> DESCRIPTION OF THE TASK:
Reproduce all of the material exactly as shown.

•••

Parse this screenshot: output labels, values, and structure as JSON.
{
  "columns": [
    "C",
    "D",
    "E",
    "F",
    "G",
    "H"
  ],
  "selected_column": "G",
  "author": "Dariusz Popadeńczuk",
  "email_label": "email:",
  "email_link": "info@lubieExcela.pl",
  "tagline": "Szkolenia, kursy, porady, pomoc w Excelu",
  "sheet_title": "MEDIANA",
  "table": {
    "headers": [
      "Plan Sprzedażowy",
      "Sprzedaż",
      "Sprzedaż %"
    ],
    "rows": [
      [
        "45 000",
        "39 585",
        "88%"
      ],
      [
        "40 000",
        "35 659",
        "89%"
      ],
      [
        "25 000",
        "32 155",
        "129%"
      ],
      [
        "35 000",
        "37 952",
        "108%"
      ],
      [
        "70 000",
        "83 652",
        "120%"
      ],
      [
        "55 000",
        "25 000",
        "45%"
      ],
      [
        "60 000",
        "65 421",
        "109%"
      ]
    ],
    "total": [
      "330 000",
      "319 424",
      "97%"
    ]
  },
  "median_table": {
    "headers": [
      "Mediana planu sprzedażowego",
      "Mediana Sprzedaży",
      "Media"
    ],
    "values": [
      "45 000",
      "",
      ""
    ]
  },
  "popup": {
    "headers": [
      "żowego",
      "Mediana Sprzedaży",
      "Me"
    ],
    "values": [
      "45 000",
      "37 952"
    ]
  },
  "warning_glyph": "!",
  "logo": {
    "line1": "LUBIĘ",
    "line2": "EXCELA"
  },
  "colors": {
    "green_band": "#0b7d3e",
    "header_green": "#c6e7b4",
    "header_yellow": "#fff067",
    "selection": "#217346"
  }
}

•••

> RESULT:
Parse this screenshot: output labels, values, and structure as JSON.
{
  "columns": [
    "C",
    "D",
    "E",
    "F",
    "G",
    "H"
  ],
  "selected_column": "G",
  "author": "Dariusz Popadeńczuk",
  "email_label": "email:",
  "email_link": "info@lubieExcela.pl",
  "tagline": "Szkolenia, kursy, porady, pomoc w Excelu",
  "sheet_title": "MEDIANA",
  "table": {
    "headers": [
      "Plan Sprzedażowy",
      "Sprzedaż",
      "Sprzedaż %"
    ],
    "rows": [
      [
        "45 000",
        "39 585",
        "88%"
      ],
      [
        "40 000",
        "35 659",
        "89%"
      ],
      [
        "25 000",
        "32 155",
        "129%"
      ],
      [
        "35 000",
        "37 952",
        "108%"
      ],
      [
        "70 000",
        "83 652",
        "120%"
      ],
      [
        "55 000",
        "25 000",
        "45%"
      ],
      [
        "60 000",
        "65 421",
        "109%"
      ]
    ],
    "total": [
      "330 000",
      "319 424",
      "97%"
    ]
  },
  "median_table": {
    "headers": [
      "Mediana planu sprzedażowego",
      "Mediana Sprzedaży",
      "Media"
    ],
    "values": [
      "45 000",
      "",
      ""
    ]
  },
  "popup": {
    "headers": [
      "żowego",
      "Mediana Sprzedaży",
      "Me"
    ],
    "values": [
      "45 000",
      "37 952"
    ]
  },
  "warning_glyph": "!",
  "logo": {
    "line1": "LUBIĘ",
    "line2": "EXCELA"
  },
  "colors": {
    "green_band": "#0b7d3e",
    "header_green": "#c6e7b4",
    "header_yellow": "#fff067",
    "selection": "#217346"
  }
}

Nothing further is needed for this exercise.